▸ **Working data**

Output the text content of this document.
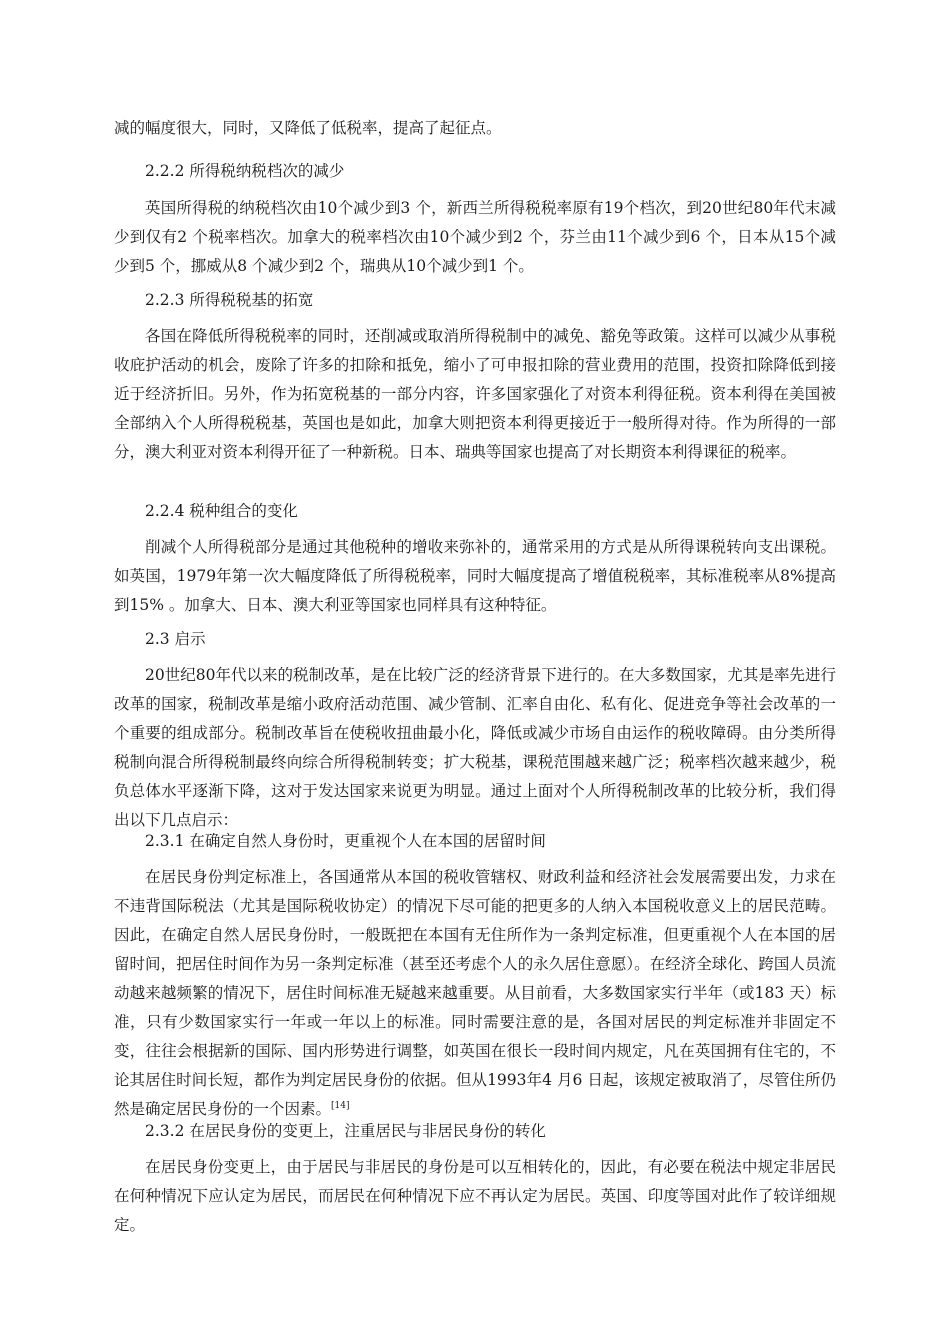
减的幅度很大，同时，又降低了低税率，提高了起征点。

2.2.2 所得税纳税档次的减少

英国所得税的纳税档次由10个减少到3 个，新西兰所得税税率原有19个档次，到20世纪80年代末减少到仅有2 个税率档次。加拿大的税率档次由10个减少到2 个，芬兰由11个减少到6 个，日本从15个减少到5 个，挪威从8 个减少到2 个，瑞典从10个减少到1 个。

2.2.3 所得税税基的拓宽

各国在降低所得税税率的同时，还削减或取消所得税制中的减免、豁免等政策。这样可以减少从事税收庇护活动的机会，废除了许多的扣除和抵免，缩小了可申报扣除的营业费用的范围，投资扣除降低到接近于经济折旧。另外，作为拓宽税基的一部分内容，许多国家强化了对资本利得征税。资本利得在美国被全部纳入个人所得税税基，英国也是如此，加拿大则把资本利得更接近于一般所得对待。作为所得的一部分，澳大利亚对资本利得开征了一种新税。日本、瑞典等国家也提高了对长期资本利得课征的税率。

2.2.4 税种组合的变化

削减个人所得税部分是通过其他税种的增收来弥补的，通常采用的方式是从所得课税转向支出课税。如英国，1979年第一次大幅度降低了所得税税率，同时大幅度提高了增值税税率，其标准税率从8%提高到15% 。加拿大、日本、澳大利亚等国家也同样具有这种特征。

2.3 启示

20世纪80年代以来的税制改革，是在比较广泛的经济背景下进行的。在大多数国家，尤其是率先进行改革的国家，税制改革是缩小政府活动范围、减少管制、汇率自由化、私有化、促进竞争等社会改革的一个重要的组成部分。税制改革旨在使税收扭曲最小化，降低或减少市场自由运作的税收障碍。由分类所得税制向混合所得税制最终向综合所得税制转变；扩大税基，课税范围越来越广泛；税率档次越来越少，税负总体水平逐渐下降，这对于发达国家来说更为明显。通过上面对个人所得税制改革的比较分析，我们得出以下几点启示：

2.3.1 在确定自然人身份时，更重视个人在本国的居留时间

在居民身份判定标准上，各国通常从本国的税收管辖权、财政利益和经济社会发展需要出发，力求在不违背国际税法（尤其是国际税收协定）的情况下尽可能的把更多的人纳入本国税收意义上的居民范畴。因此，在确定自然人居民身份时，一般既把在本国有无住所作为一条判定标准，但更重视个人在本国的居留时间，把居住时间作为另一条判定标准（甚至还考虑个人的永久居住意愿）。在经济全球化、跨国人员流动越来越频繁的情况下，居住时间标准无疑越来越重要。从目前看，大多数国家实行半年（或183 天）标准，只有少数国家实行一年或一年以上的标准。同时需要注意的是，各国对居民的判定标准并非固定不变，往往会根据新的国际、国内形势进行调整，如英国在很长一段时间内规定，凡在英国拥有住宅的，不论其居住时间长短，都作为判定居民身份的依据。但从1993年4 月6 日起，该规定被取消了，尽管住所仍然是确定居民身份的一个因素。[14]

2.3.2 在居民身份的变更上，注重居民与非居民身份的转化

在居民身份变更上，由于居民与非居民的身份是可以互相转化的，因此，有必要在税法中规定非居民在何种情况下应认定为居民，而居民在何种情况下应不再认定为居民。英国、印度等国对此作了较详细规定。
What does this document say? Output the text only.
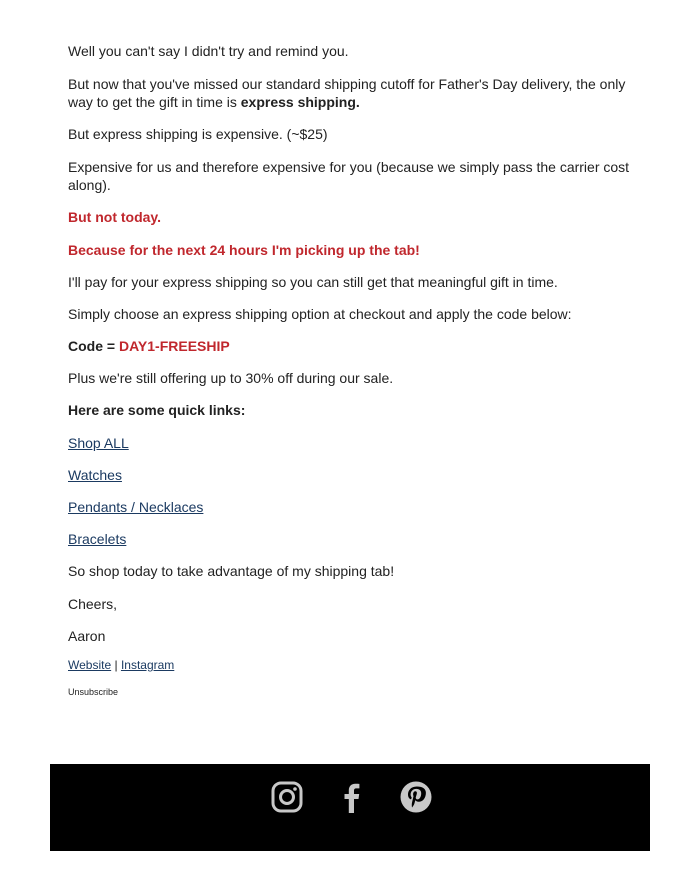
Well you can't say I didn't try and remind you.

But now that you've missed our standard shipping cutoff for Father's Day delivery, the only way to get the gift in time is express shipping.

But express shipping is expensive. (~$25)

Expensive for us and therefore expensive for you (because we simply pass the carrier cost along).

But not today.

Because for the next 24 hours I'm picking up the tab!

I'll pay for your express shipping so you can still get that meaningful gift in time.

Simply choose an express shipping option at checkout and apply the code below:

Code = DAY1-FREESHIP

Plus we're still offering up to 30% off during our sale.

Here are some quick links:

Shop ALL

Watches

Pendants / Necklaces

Bracelets

So shop today to take advantage of my shipping tab!

Cheers,

Aaron

Website | Instagram

Unsubscribe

▸ **What is required**
All lines from the one holding "What does this" through the last line of the entries, and nothing else, are to be output exactly; leave out the pictures.

▸ **Response to this task**
What does this document say? Output the text only.
Well you can't say I didn't try and remind you.

But now that you've missed our standard shipping cutoff for Father's Day delivery, the only way to get the gift in time is express shipping.

But express shipping is expensive. (~$25)

Expensive for us and therefore expensive for you (because we simply pass the carrier cost along).

But not today.

Because for the next 24 hours I'm picking up the tab!

I'll pay for your express shipping so you can still get that meaningful gift in time.

Simply choose an express shipping option at checkout and apply the code below:

Code = DAY1-FREESHIP

Plus we're still offering up to 30% off during our sale.

Here are some quick links:

Shop ALL

Watches

Pendants / Necklaces

Bracelets

So shop today to take advantage of my shipping tab!

Cheers,

Aaron

Website | Instagram

Unsubscribe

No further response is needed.